··· INPUT FOR THIS TASK ···

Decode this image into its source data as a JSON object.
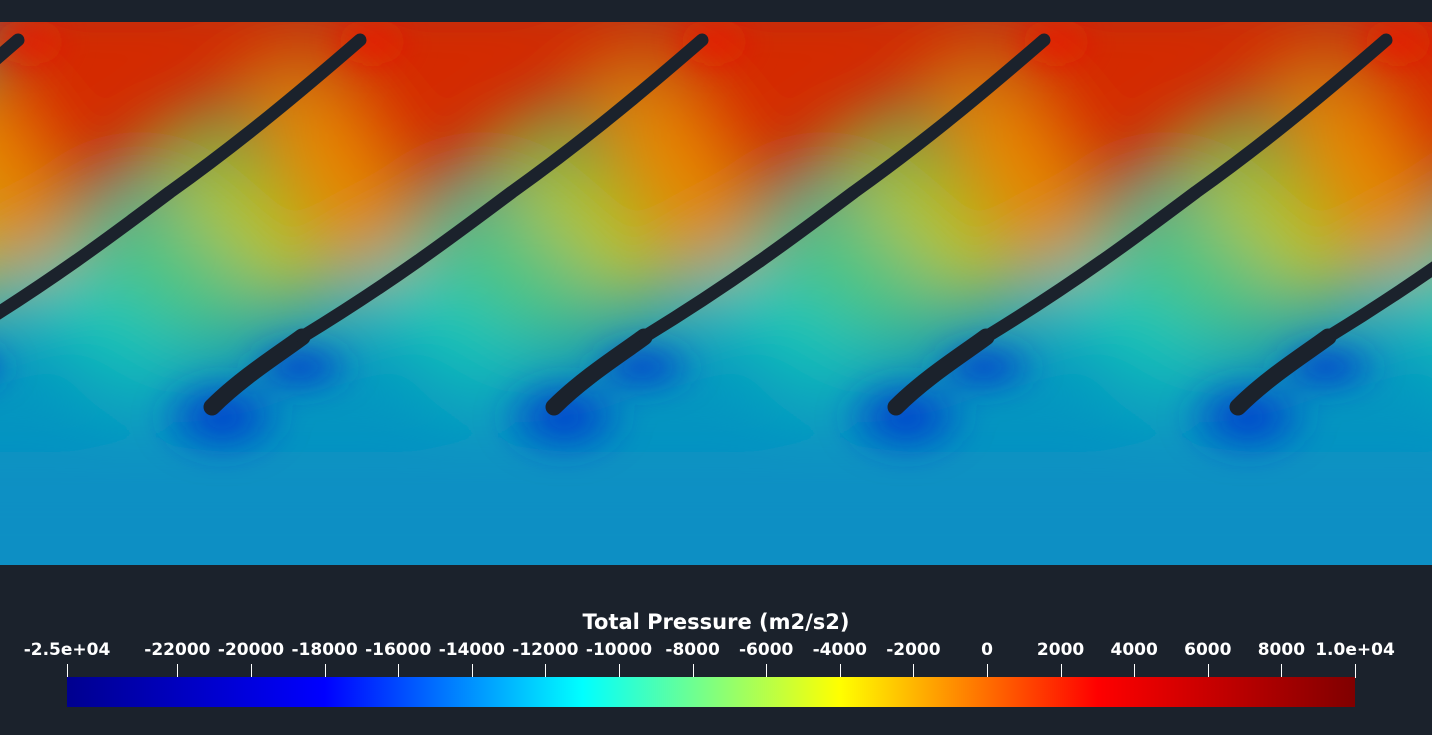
{
  "colorbar": {
    "title": "Total Pressure (m2/s2)",
    "range": [
      -25000,
      10000
    ],
    "tick_labels": [
      "-2.5e+04",
      "-22000",
      "-20000",
      "-18000",
      "-16000",
      "-14000",
      "-12000",
      "-10000",
      "-8000",
      "-6000",
      "-4000",
      "-2000",
      "0",
      "2000",
      "4000",
      "6000",
      "8000",
      "1.0e+04"
    ],
    "tick_values": [
      -25000,
      -22000,
      -20000,
      -18000,
      -16000,
      -14000,
      -12000,
      -10000,
      -8000,
      -6000,
      -4000,
      -2000,
      0,
      2000,
      4000,
      6000,
      8000,
      10000
    ],
    "colormap": [
      "#00008f",
      "#0000ff",
      "#00ffff",
      "#ffff00",
      "#ff0000",
      "#800000"
    ]
  },
  "field": {
    "quantity": "Total Pressure",
    "blade_count_visible": 5,
    "blade_color": "#1b222c"
  }
}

···

- WHAT YOU WILL DO:
Write out each entry exactly as given, omitting any picture.

- EXERCISE SOLUTION:
Decode this image into its source data as a JSON object.
{
  "colorbar": {
    "title": "Total Pressure (m2/s2)",
    "range": [
      -25000,
      10000
    ],
    "tick_labels": [
      "-2.5e+04",
      "-22000",
      "-20000",
      "-18000",
      "-16000",
      "-14000",
      "-12000",
      "-10000",
      "-8000",
      "-6000",
      "-4000",
      "-2000",
      "0",
      "2000",
      "4000",
      "6000",
      "8000",
      "1.0e+04"
    ],
    "tick_values": [
      -25000,
      -22000,
      -20000,
      -18000,
      -16000,
      -14000,
      -12000,
      -10000,
      -8000,
      -6000,
      -4000,
      -2000,
      0,
      2000,
      4000,
      6000,
      8000,
      10000
    ],
    "colormap": [
      "#00008f",
      "#0000ff",
      "#00ffff",
      "#ffff00",
      "#ff0000",
      "#800000"
    ]
  },
  "field": {
    "quantity": "Total Pressure",
    "blade_count_visible": 5,
    "blade_color": "#1b222c"
  }
}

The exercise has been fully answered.